>> start Dataset entries

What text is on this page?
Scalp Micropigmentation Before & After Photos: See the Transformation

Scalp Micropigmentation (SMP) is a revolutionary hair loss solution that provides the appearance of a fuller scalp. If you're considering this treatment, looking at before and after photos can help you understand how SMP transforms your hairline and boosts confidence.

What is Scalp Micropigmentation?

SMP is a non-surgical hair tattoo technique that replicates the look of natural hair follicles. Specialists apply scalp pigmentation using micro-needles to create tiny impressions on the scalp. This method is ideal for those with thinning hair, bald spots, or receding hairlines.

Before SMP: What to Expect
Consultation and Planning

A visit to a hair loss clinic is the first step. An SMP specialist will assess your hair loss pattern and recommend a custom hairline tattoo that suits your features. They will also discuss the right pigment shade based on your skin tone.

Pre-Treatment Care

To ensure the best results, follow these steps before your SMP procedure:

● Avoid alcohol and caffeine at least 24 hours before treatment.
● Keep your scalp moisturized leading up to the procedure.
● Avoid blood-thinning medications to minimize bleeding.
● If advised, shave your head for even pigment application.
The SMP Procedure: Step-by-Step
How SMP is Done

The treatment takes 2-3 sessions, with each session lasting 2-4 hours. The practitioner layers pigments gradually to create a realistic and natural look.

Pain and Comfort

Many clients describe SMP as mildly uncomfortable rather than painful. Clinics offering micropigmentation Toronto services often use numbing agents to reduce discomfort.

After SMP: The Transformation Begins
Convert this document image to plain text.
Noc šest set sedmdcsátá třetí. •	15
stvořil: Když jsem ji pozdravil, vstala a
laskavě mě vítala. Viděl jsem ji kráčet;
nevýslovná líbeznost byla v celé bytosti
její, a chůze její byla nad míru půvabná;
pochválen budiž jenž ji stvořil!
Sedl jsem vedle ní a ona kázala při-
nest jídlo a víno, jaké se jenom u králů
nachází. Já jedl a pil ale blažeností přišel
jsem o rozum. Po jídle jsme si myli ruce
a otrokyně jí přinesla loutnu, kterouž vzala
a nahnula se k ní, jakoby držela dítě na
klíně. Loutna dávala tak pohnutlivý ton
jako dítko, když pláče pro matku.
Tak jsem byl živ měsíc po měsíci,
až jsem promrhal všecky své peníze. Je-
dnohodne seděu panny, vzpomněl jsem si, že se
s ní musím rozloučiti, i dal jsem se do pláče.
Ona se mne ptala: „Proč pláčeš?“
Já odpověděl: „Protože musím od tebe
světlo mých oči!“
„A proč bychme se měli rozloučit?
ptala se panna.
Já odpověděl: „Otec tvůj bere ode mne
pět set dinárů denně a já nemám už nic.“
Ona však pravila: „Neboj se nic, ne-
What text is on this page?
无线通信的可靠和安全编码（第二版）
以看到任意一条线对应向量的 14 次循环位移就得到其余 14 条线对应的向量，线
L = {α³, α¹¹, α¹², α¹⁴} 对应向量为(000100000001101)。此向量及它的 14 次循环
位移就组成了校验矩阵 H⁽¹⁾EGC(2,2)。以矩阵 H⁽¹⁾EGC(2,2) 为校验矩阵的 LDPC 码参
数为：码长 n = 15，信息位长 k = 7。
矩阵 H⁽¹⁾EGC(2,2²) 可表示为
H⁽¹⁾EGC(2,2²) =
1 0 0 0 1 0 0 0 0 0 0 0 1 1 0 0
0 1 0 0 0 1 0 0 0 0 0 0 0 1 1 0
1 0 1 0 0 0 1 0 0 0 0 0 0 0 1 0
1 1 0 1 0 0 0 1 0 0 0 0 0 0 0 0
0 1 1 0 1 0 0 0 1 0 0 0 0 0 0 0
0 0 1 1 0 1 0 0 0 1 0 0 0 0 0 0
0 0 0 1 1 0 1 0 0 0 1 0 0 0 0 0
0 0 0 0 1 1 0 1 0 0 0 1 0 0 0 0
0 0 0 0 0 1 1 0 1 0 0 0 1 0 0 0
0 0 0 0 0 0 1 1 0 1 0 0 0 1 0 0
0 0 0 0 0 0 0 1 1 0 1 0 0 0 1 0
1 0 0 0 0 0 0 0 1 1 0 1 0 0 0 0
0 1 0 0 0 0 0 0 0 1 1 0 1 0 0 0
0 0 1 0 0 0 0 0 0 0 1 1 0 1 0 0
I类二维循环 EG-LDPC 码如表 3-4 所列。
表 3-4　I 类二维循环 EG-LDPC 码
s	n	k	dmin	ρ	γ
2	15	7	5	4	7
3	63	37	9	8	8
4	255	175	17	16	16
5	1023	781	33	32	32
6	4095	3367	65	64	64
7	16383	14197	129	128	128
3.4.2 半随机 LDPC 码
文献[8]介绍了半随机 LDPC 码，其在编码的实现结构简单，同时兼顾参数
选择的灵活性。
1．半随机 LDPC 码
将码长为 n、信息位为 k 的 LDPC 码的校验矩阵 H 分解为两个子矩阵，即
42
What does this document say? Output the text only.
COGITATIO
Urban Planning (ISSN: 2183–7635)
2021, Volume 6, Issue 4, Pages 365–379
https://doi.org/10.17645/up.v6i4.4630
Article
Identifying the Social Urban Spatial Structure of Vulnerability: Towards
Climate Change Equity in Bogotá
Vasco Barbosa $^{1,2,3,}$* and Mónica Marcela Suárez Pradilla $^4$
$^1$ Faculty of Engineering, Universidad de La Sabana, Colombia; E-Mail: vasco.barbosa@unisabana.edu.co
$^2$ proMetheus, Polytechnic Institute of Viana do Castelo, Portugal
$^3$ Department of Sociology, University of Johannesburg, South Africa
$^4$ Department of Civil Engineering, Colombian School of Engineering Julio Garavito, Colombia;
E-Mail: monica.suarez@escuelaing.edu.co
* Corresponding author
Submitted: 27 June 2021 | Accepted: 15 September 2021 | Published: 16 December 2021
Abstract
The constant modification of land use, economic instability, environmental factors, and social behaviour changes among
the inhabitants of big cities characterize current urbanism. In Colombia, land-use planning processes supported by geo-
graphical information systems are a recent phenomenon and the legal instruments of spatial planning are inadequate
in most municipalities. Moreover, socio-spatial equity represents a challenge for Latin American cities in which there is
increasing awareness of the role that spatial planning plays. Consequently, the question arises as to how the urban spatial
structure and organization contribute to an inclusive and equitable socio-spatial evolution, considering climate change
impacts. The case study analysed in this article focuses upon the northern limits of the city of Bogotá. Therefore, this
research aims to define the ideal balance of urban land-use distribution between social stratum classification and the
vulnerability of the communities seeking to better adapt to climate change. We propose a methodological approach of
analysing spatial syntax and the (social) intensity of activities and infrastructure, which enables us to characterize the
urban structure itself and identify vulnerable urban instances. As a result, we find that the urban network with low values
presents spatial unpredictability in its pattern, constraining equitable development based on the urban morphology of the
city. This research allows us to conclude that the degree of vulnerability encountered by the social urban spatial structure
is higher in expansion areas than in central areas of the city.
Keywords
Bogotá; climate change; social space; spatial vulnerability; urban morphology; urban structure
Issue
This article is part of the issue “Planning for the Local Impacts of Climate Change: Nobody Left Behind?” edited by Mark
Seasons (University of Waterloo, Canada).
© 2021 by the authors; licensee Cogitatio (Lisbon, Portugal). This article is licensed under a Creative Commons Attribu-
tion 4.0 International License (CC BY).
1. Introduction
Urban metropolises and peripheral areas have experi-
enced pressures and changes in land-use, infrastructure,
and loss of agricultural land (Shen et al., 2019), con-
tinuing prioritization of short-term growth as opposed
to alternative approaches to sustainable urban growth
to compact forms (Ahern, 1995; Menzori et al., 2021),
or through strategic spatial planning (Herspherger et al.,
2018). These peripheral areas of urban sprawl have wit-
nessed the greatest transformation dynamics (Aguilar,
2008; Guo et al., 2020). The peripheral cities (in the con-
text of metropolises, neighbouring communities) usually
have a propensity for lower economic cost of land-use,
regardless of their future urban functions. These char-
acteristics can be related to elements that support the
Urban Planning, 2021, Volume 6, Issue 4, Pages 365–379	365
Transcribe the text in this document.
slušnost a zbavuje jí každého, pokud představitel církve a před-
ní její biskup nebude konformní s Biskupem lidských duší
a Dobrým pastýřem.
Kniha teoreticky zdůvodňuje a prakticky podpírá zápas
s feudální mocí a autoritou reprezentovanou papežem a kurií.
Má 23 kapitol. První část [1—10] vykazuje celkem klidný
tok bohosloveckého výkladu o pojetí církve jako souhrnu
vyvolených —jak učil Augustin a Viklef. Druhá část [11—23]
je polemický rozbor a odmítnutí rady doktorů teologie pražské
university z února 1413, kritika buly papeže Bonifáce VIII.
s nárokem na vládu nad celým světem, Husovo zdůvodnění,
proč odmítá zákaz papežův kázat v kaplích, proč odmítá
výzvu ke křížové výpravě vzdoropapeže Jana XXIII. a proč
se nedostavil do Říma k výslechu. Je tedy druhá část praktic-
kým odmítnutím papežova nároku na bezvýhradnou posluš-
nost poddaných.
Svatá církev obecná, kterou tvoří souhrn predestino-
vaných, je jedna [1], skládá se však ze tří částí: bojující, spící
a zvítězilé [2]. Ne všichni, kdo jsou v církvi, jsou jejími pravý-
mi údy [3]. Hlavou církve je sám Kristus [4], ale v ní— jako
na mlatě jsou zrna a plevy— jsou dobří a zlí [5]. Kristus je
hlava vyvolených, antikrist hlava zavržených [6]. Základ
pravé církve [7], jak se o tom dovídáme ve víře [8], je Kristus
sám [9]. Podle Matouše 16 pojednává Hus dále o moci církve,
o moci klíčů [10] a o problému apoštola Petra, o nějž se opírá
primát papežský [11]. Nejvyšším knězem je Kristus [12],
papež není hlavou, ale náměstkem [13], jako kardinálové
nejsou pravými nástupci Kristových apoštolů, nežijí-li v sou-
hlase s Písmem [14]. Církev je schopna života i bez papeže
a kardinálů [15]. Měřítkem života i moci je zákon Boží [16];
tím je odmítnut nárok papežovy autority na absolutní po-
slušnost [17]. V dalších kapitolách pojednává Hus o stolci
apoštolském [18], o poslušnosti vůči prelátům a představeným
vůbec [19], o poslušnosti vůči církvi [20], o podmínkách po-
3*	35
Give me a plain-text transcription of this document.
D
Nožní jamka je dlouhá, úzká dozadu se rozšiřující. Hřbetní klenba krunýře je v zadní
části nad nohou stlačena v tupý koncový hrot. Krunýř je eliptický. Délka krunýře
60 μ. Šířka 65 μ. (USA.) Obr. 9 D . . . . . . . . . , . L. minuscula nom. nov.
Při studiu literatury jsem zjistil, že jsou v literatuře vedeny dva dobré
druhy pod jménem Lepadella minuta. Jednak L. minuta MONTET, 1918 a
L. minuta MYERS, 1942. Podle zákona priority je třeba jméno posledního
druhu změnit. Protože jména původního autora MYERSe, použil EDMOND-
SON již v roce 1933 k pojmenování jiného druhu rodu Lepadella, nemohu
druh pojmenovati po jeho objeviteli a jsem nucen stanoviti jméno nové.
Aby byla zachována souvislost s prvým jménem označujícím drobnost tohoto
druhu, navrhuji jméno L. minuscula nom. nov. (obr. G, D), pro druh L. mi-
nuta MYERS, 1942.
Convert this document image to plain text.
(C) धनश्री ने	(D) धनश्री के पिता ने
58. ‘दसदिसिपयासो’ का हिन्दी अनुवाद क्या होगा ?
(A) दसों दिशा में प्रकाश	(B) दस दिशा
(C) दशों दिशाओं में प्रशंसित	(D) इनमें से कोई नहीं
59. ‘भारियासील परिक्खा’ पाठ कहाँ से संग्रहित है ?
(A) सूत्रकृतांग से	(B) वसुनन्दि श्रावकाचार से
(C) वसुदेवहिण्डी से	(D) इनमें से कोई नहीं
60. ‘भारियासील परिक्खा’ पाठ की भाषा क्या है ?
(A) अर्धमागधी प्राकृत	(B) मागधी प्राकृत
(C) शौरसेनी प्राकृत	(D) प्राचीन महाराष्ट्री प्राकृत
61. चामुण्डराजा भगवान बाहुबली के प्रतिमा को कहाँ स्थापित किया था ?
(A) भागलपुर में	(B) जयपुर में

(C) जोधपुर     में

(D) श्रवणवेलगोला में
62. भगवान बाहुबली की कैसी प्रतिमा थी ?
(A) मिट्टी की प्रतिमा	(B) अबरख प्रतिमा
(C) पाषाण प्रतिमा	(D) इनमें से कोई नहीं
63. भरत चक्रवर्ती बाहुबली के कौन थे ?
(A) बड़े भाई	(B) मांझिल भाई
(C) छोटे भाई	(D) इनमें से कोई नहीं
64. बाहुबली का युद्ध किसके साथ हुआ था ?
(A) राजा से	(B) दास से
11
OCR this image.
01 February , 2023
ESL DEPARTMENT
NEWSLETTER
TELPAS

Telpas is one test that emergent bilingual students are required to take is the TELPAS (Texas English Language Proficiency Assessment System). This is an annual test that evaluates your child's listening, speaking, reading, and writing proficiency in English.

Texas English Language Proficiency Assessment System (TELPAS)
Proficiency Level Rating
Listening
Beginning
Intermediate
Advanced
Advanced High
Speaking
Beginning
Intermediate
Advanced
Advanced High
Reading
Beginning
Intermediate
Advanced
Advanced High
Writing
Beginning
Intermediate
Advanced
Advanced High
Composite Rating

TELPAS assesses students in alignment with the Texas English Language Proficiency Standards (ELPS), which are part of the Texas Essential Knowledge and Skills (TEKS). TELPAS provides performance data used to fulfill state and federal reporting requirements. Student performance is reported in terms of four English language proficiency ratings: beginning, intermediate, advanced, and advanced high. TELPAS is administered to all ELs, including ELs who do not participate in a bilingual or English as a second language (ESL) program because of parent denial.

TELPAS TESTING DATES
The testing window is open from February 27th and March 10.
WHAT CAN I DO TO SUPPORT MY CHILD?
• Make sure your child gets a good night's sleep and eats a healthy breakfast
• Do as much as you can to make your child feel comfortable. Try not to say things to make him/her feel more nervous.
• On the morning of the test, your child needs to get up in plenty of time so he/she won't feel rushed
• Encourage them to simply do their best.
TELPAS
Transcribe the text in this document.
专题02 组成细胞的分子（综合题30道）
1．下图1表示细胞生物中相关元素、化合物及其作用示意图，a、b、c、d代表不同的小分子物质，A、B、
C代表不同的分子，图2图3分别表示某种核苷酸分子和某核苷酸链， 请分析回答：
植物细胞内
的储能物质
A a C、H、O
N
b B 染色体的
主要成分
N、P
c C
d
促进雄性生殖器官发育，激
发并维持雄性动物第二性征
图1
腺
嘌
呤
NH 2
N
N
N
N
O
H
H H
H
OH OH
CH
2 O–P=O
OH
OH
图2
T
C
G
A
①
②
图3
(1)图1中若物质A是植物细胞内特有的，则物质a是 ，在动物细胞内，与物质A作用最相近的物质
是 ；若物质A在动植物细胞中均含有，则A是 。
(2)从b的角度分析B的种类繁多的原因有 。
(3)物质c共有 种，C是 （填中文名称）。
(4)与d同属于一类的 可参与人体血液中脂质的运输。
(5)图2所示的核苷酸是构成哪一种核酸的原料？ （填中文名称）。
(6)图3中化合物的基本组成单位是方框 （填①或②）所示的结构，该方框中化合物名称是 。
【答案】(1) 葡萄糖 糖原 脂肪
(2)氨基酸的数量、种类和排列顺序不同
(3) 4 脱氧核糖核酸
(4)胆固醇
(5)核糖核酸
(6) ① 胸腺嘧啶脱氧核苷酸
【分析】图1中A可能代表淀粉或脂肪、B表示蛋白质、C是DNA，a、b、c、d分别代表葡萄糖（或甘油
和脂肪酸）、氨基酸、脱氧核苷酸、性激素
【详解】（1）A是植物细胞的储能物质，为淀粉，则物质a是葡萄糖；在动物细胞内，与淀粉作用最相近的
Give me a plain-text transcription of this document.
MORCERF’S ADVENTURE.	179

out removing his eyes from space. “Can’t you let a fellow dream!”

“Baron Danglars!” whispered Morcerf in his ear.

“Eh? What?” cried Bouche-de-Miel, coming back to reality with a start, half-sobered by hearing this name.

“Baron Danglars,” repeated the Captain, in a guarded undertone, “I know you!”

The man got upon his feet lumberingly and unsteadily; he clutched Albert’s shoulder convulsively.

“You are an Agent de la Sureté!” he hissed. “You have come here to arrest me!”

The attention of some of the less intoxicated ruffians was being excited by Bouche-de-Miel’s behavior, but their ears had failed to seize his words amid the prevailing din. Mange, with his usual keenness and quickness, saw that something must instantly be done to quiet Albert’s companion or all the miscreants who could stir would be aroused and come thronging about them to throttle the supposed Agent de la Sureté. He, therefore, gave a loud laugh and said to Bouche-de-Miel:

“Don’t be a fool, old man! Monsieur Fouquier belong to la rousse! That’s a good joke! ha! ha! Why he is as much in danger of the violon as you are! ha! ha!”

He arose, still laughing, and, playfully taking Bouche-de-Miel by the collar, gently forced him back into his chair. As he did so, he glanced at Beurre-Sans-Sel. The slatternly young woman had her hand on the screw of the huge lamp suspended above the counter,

>> end Dataset entries

How many of the lines above hold "poslušnosti"? Answer with only the number.

2